### What is required
Wherever the word "Residential" turns up in a line of the entries, copy that line.
************
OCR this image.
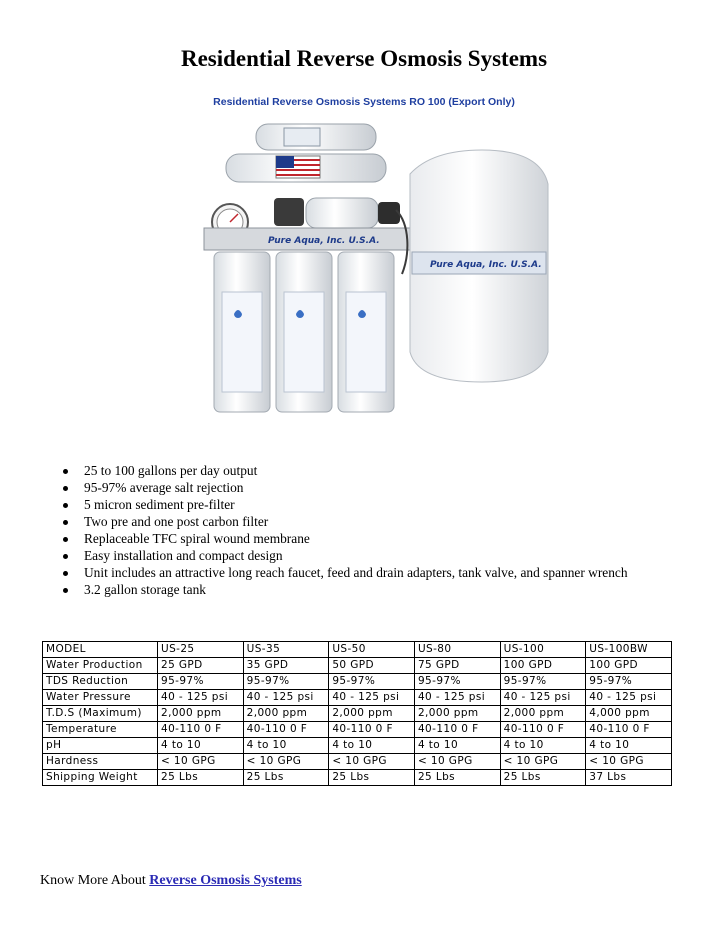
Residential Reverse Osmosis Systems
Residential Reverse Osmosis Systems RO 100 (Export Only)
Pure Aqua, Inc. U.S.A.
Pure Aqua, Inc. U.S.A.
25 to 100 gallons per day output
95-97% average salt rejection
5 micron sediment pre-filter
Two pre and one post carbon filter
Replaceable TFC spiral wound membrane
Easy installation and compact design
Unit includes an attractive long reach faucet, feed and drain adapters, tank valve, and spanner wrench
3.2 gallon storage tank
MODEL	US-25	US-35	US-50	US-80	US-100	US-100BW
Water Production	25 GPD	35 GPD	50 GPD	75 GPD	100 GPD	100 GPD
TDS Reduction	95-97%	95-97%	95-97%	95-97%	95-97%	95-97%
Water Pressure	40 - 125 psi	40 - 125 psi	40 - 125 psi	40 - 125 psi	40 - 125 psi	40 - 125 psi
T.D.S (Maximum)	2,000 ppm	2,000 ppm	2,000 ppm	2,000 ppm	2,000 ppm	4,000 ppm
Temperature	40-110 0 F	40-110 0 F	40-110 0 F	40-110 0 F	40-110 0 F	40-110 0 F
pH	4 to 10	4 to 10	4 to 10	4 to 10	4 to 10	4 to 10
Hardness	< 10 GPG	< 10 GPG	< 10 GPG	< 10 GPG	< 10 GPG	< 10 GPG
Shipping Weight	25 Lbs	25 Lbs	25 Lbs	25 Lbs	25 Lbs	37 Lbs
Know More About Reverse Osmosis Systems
************
### Written solution
Residential Reverse Osmosis Systems
Residential Reverse Osmosis Systems RO 100 (Export Only)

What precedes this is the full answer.